▸ **Spatial layout data**
________________

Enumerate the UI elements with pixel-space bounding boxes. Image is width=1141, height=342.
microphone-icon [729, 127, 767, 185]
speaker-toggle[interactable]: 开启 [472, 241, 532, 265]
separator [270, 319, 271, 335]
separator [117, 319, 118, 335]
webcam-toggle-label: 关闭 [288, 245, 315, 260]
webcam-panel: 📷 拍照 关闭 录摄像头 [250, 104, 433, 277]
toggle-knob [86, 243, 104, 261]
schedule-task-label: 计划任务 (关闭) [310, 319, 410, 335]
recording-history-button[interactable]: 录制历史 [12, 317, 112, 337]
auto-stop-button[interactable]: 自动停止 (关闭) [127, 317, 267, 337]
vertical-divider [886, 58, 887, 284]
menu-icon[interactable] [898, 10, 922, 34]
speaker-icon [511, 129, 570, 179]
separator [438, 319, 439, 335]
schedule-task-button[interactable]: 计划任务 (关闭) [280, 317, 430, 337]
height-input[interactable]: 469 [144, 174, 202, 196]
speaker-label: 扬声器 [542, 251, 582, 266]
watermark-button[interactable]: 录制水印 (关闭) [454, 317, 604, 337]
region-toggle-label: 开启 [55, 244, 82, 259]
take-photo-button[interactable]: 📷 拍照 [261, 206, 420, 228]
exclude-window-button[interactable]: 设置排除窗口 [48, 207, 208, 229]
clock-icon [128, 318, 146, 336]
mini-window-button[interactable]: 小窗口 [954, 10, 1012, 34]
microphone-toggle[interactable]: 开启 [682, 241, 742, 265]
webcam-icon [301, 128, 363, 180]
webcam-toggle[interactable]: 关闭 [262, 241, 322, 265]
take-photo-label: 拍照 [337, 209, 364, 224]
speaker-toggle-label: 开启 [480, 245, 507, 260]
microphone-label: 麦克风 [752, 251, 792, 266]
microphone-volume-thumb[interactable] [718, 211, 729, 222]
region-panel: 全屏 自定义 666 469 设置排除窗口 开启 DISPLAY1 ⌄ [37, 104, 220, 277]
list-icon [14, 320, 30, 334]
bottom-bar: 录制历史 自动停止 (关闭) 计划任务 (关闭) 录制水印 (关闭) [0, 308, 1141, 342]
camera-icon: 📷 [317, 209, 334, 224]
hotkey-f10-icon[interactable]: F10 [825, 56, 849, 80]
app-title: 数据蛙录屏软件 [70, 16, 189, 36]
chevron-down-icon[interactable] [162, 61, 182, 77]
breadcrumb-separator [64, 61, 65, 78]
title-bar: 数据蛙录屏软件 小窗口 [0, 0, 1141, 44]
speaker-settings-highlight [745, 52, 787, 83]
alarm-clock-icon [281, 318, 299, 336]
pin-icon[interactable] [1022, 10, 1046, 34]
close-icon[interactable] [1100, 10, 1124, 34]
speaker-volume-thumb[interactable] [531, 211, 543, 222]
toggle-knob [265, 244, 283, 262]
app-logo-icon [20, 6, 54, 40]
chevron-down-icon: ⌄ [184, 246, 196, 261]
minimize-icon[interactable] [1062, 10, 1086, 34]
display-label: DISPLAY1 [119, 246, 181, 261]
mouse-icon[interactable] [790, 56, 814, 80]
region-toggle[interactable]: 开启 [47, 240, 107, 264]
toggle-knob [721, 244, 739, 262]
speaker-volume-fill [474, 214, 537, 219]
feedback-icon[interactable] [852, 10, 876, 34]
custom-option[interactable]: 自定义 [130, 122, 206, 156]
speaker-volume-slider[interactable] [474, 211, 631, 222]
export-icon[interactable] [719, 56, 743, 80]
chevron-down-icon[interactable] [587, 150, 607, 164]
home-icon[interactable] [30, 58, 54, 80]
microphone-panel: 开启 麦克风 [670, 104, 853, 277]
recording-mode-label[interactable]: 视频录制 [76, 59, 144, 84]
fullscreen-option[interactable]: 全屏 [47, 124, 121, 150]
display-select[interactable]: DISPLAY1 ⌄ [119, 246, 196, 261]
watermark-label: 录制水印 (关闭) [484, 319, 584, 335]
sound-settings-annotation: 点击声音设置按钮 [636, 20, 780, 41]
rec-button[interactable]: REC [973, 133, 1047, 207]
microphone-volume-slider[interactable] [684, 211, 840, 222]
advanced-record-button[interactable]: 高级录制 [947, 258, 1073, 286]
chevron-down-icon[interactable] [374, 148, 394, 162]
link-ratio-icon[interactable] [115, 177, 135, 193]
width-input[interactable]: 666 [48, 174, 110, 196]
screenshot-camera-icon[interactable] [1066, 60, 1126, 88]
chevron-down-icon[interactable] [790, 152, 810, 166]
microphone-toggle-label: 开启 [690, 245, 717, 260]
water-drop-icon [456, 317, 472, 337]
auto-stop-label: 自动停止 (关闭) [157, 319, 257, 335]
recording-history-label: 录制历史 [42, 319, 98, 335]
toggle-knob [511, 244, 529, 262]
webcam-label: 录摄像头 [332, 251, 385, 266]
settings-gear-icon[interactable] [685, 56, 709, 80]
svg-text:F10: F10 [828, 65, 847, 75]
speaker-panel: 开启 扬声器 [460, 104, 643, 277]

________________

▸ **THE EXERCISE**
Starting with the first of the lines above, write them out again word for word, and end after the line that contains "auto-stop-button[interactable]: 自动停止 (关闭)".

▸ **FULL SOLUTION**
Enumerate the UI elements with pixel-space bounding boxes. Image is width=1141, height=342.
microphone-icon [729, 127, 767, 185]
speaker-toggle[interactable]: 开启 [472, 241, 532, 265]
separator [270, 319, 271, 335]
separator [117, 319, 118, 335]
webcam-toggle-label: 关闭 [288, 245, 315, 260]
webcam-panel: 📷 拍照 关闭 录摄像头 [250, 104, 433, 277]
toggle-knob [86, 243, 104, 261]
schedule-task-label: 计划任务 (关闭) [310, 319, 410, 335]
recording-history-button[interactable]: 录制历史 [12, 317, 112, 337]
auto-stop-button[interactable]: 自动停止 (关闭) [127, 317, 267, 337]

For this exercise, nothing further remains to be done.